#### EXERCISE REQUIREMENTS:
Locate each line of the material that contains "Major", then return it.

········

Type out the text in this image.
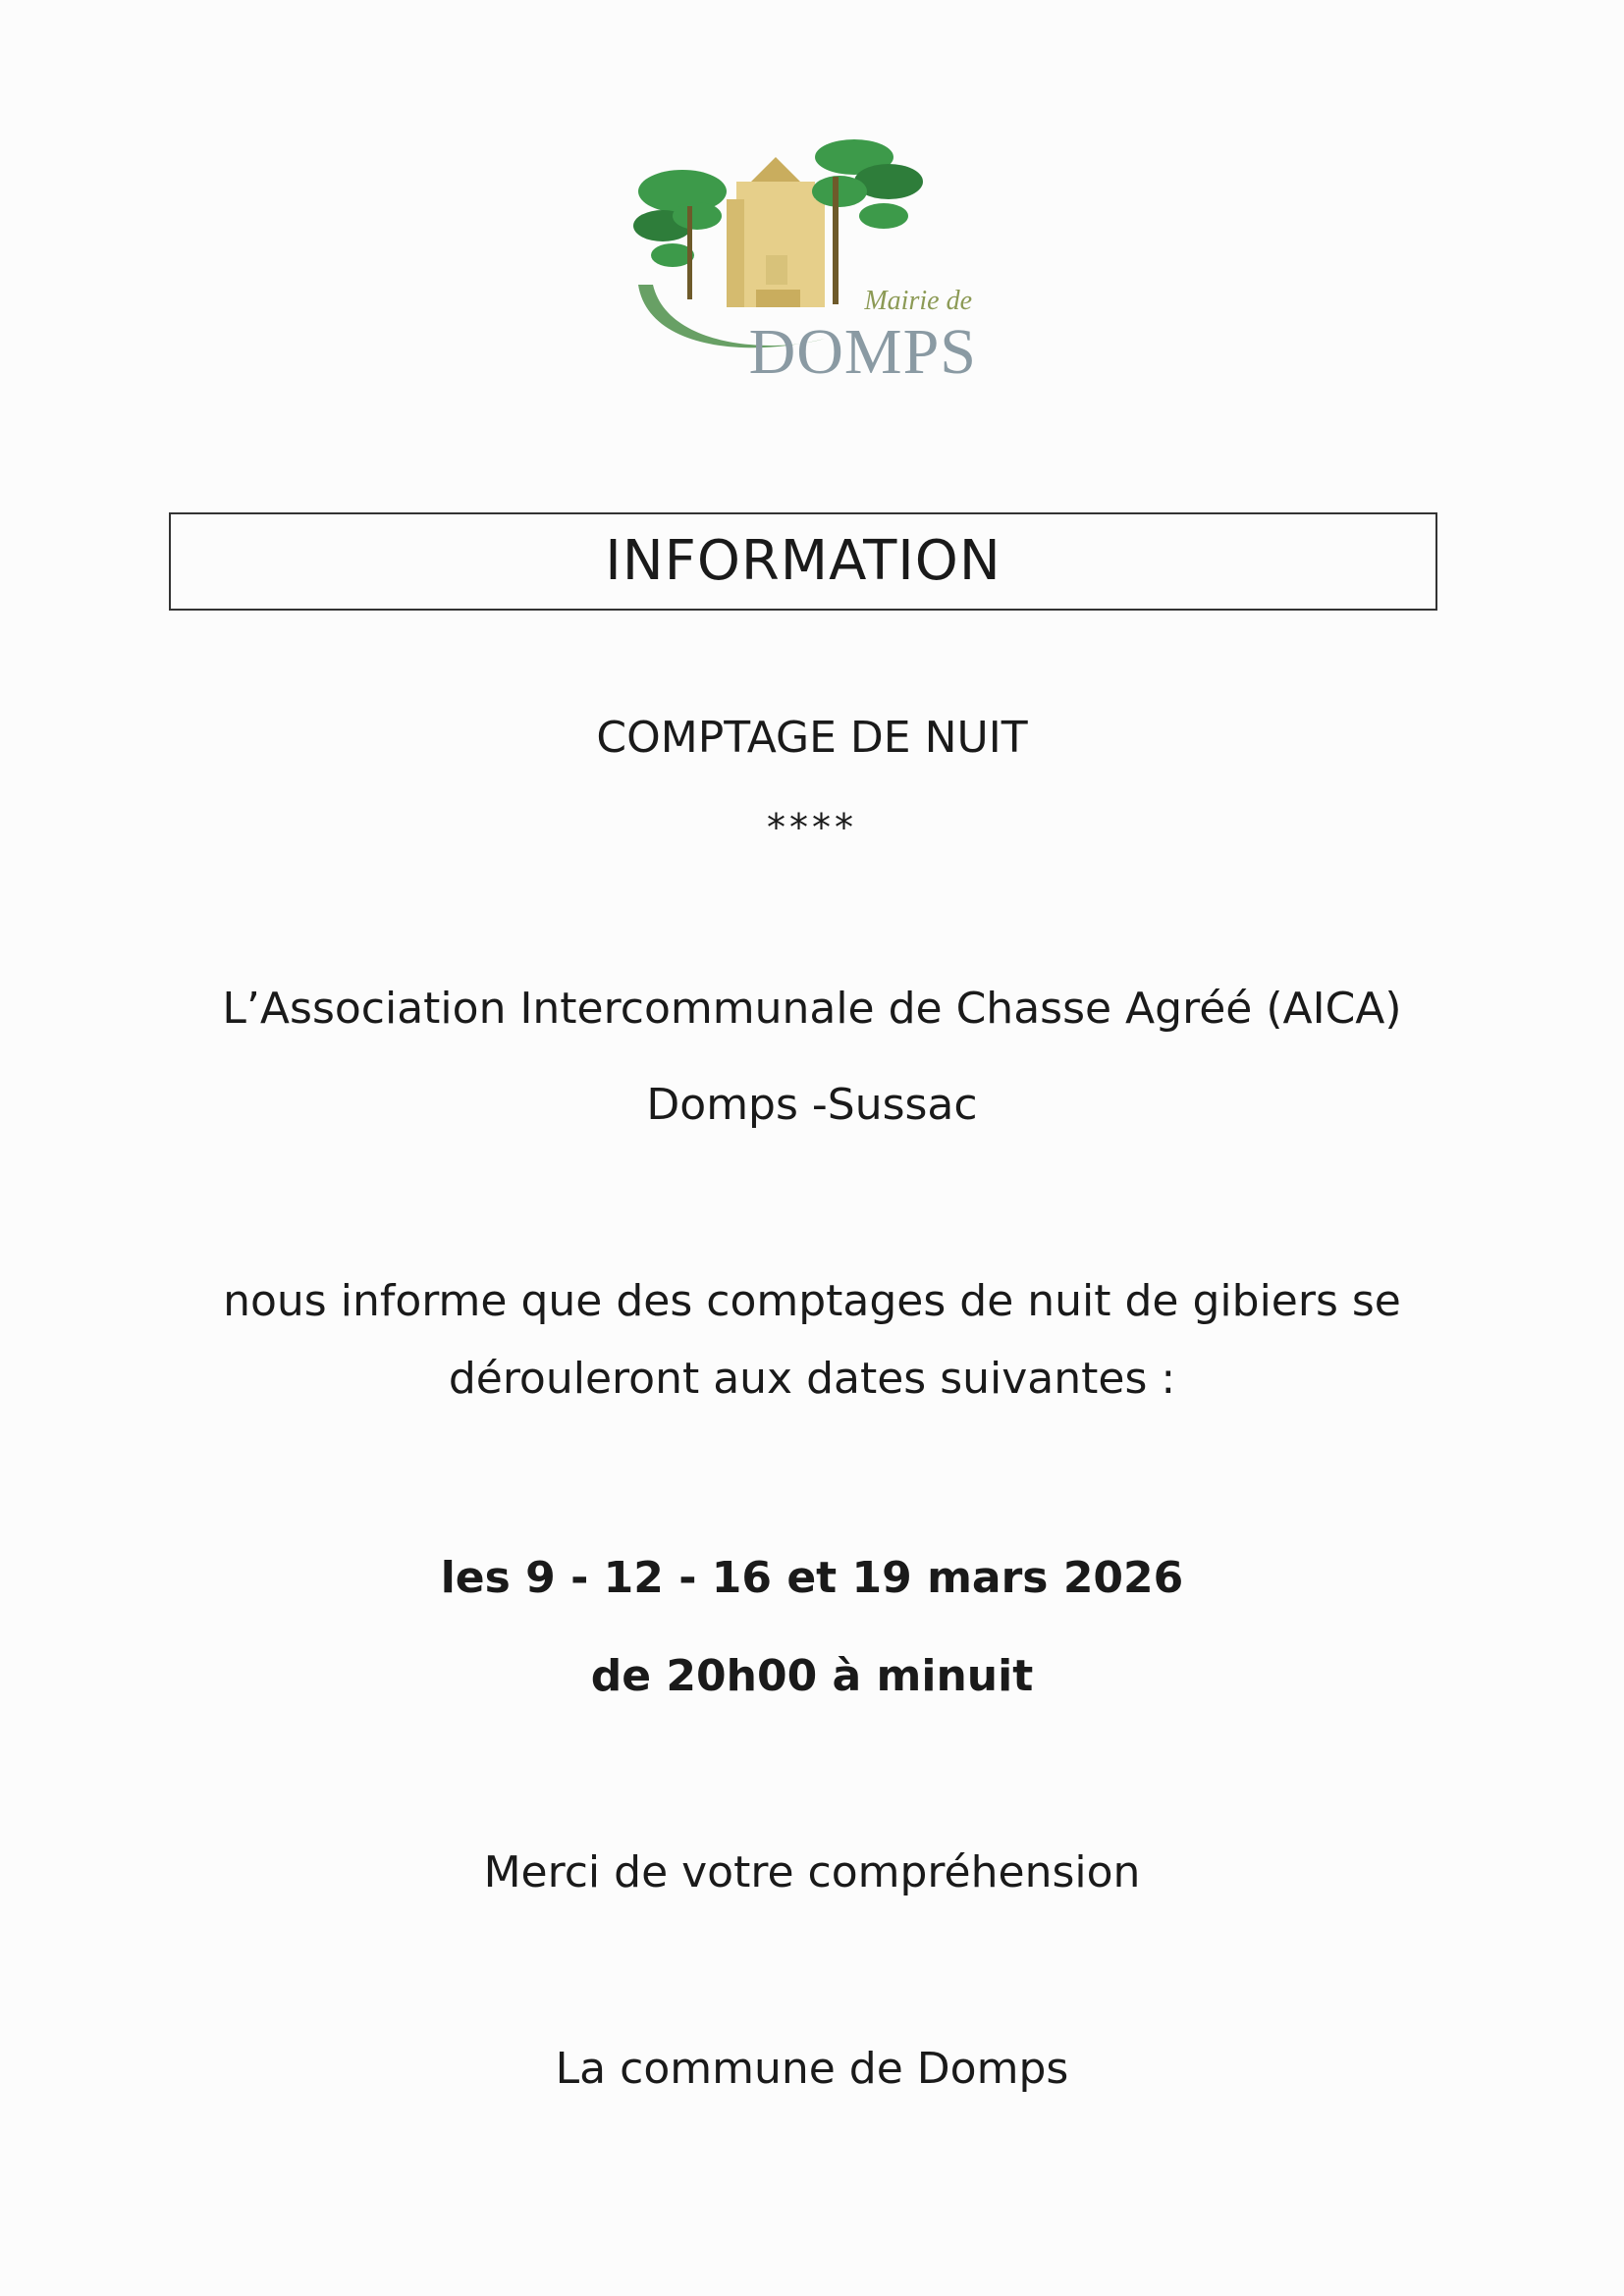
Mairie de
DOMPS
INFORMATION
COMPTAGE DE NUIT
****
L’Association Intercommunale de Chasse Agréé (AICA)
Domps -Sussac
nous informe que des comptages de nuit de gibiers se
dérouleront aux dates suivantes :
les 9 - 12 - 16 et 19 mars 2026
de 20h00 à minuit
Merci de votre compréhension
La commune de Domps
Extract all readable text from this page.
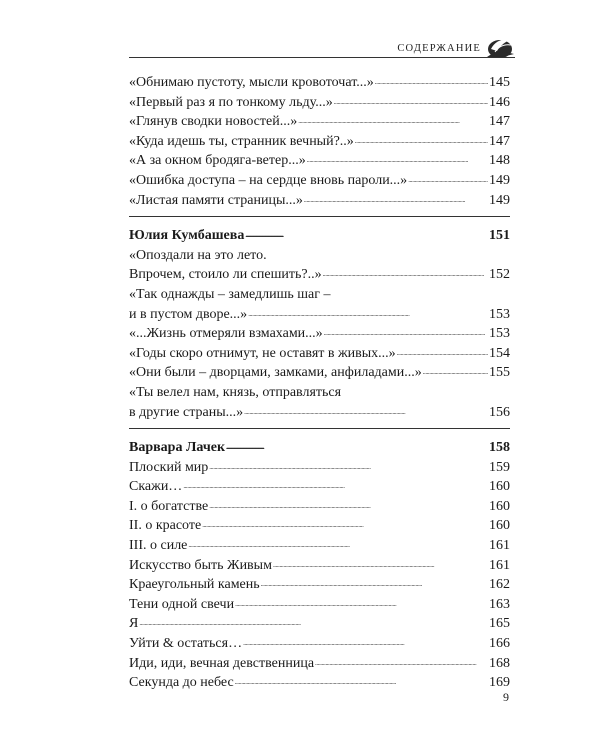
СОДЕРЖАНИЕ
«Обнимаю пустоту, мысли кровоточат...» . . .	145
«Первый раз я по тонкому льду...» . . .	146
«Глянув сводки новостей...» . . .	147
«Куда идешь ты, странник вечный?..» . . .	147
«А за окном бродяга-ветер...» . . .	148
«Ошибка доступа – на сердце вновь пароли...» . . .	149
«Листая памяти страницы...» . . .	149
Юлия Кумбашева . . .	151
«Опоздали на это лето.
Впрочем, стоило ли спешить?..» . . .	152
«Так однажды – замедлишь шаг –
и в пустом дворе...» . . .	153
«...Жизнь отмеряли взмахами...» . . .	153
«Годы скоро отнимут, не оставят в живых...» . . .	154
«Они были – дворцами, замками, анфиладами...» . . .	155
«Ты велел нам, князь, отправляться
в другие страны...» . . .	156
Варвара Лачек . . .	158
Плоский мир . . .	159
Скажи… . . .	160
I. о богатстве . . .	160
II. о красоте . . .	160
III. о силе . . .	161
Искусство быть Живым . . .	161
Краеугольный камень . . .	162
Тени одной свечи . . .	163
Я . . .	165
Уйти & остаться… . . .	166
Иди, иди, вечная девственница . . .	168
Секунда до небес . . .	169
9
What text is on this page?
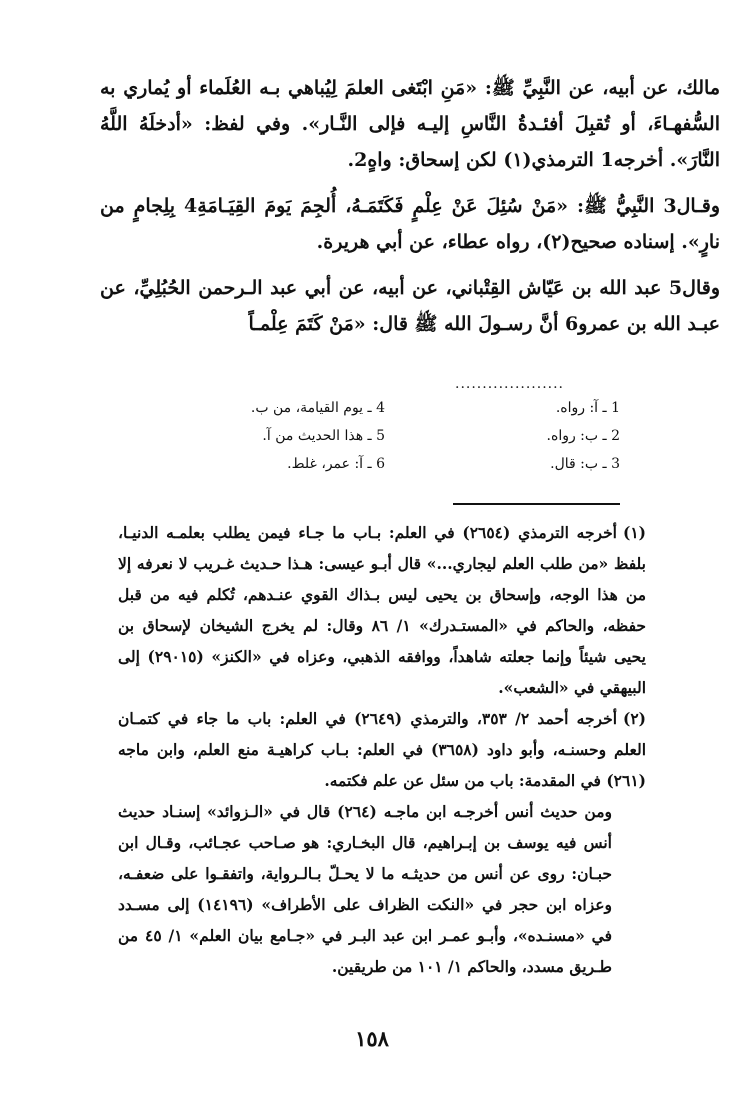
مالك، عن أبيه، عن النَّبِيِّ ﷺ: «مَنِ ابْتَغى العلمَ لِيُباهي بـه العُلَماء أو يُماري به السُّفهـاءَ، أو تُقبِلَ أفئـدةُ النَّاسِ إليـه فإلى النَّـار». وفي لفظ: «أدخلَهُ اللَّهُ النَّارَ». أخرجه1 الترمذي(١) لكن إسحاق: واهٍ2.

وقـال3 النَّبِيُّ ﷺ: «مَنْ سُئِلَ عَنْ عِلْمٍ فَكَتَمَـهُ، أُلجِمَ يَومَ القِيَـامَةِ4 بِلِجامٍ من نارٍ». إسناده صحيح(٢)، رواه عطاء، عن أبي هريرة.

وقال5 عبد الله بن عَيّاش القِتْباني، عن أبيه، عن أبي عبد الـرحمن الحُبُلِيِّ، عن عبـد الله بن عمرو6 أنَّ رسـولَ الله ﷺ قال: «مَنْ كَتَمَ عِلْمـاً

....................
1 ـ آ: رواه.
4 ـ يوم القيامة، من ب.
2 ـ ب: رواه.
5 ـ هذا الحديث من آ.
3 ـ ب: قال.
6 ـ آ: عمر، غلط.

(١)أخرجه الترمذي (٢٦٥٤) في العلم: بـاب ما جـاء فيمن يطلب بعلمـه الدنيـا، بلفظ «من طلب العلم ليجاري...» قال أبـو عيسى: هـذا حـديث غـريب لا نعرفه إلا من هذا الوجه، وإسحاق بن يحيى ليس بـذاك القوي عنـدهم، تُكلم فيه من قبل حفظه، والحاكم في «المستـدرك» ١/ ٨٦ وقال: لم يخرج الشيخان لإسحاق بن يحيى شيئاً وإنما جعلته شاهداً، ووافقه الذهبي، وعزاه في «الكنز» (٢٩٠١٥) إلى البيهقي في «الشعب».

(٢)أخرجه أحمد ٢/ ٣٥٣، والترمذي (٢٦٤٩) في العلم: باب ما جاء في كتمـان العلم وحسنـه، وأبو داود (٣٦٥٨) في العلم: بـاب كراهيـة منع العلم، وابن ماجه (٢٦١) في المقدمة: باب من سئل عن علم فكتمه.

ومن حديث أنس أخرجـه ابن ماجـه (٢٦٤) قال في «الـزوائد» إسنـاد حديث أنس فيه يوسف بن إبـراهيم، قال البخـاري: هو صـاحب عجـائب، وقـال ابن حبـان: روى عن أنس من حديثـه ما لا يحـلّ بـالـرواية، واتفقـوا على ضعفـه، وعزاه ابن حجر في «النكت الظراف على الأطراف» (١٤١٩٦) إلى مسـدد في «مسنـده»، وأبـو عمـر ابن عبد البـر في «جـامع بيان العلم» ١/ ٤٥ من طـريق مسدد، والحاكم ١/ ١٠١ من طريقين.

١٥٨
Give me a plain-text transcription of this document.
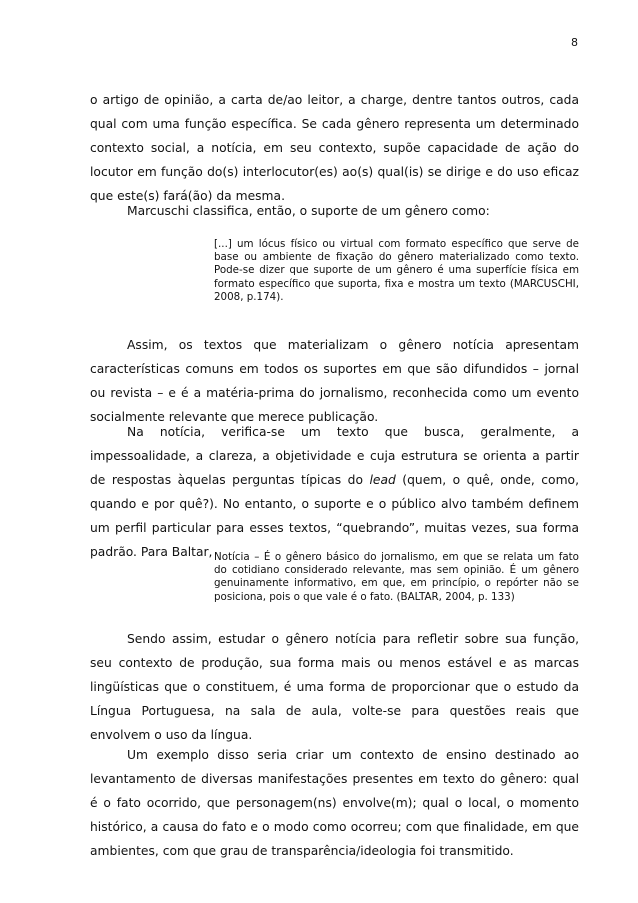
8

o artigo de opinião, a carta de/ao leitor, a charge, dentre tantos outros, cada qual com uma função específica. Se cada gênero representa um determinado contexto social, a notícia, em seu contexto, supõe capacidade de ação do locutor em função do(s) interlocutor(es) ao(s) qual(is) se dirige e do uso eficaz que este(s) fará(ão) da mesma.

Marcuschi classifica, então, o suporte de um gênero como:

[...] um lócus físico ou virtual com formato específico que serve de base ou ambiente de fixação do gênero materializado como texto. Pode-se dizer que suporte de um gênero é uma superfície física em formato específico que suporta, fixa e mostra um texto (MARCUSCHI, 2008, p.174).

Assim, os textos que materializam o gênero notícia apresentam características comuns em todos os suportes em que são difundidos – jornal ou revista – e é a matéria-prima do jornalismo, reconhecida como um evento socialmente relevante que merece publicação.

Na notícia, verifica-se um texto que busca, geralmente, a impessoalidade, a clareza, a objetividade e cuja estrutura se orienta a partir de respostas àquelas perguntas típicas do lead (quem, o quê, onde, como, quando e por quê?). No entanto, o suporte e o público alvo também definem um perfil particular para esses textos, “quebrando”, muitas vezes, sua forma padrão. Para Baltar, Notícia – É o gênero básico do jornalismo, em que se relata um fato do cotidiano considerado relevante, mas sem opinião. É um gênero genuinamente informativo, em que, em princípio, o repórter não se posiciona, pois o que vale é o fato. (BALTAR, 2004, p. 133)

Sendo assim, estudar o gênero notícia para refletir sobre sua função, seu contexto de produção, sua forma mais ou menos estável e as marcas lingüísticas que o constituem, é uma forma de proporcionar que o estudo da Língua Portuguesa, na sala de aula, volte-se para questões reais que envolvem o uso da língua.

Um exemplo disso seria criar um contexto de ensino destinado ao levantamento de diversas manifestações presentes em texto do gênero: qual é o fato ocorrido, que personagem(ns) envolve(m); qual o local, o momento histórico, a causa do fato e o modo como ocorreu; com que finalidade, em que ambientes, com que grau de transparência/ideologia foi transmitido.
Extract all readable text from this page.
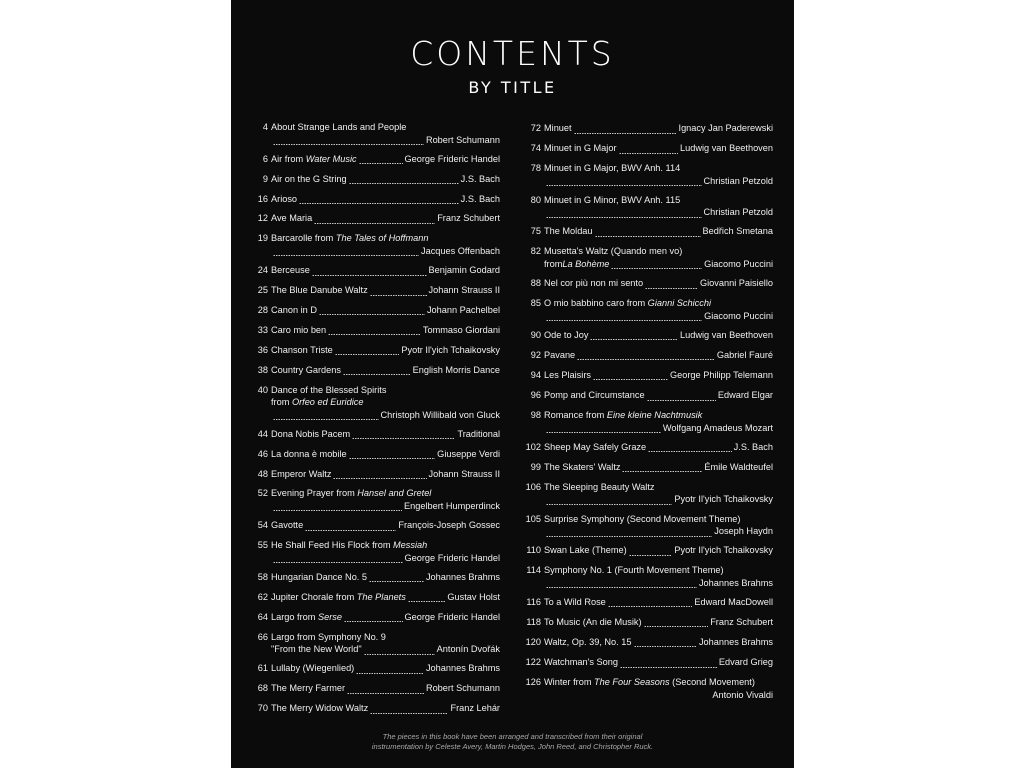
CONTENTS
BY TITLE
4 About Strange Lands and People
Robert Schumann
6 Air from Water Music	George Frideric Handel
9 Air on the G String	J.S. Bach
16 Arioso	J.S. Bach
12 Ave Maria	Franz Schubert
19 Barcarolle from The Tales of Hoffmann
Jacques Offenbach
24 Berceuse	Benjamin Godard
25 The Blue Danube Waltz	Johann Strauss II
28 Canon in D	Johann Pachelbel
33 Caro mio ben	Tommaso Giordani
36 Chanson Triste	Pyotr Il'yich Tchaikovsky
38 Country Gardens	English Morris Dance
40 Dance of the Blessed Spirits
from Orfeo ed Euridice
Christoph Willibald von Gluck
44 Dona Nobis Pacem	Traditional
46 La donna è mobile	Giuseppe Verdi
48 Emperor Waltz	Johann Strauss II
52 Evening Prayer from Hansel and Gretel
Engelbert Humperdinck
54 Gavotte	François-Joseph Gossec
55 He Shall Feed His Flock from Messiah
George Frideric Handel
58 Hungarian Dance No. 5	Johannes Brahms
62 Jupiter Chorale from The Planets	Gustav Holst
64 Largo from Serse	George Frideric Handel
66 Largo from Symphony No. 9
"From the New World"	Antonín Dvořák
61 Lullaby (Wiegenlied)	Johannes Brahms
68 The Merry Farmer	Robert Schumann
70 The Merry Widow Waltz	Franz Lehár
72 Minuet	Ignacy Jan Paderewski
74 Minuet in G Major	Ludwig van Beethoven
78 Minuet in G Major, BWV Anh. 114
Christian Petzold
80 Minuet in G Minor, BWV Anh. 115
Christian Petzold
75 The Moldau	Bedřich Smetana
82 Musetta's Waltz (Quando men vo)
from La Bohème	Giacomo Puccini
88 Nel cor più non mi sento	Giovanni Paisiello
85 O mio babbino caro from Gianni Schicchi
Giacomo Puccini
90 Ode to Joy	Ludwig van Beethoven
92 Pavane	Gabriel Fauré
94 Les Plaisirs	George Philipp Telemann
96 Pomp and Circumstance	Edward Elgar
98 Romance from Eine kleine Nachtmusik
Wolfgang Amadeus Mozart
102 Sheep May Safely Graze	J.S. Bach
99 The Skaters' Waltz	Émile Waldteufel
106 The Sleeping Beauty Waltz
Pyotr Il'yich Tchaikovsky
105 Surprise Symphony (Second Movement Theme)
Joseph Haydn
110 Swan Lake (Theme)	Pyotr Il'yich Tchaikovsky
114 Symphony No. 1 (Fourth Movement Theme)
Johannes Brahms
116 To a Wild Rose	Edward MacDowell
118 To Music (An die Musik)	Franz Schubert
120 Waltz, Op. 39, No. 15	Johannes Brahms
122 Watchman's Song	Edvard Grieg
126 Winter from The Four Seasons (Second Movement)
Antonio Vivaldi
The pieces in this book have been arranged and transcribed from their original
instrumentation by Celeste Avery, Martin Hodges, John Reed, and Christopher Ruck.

········

#### TASK RESULT:
74 Minuet in G Major	Ludwig van Beethoven
78 Minuet in G Major, BWV Anh. 114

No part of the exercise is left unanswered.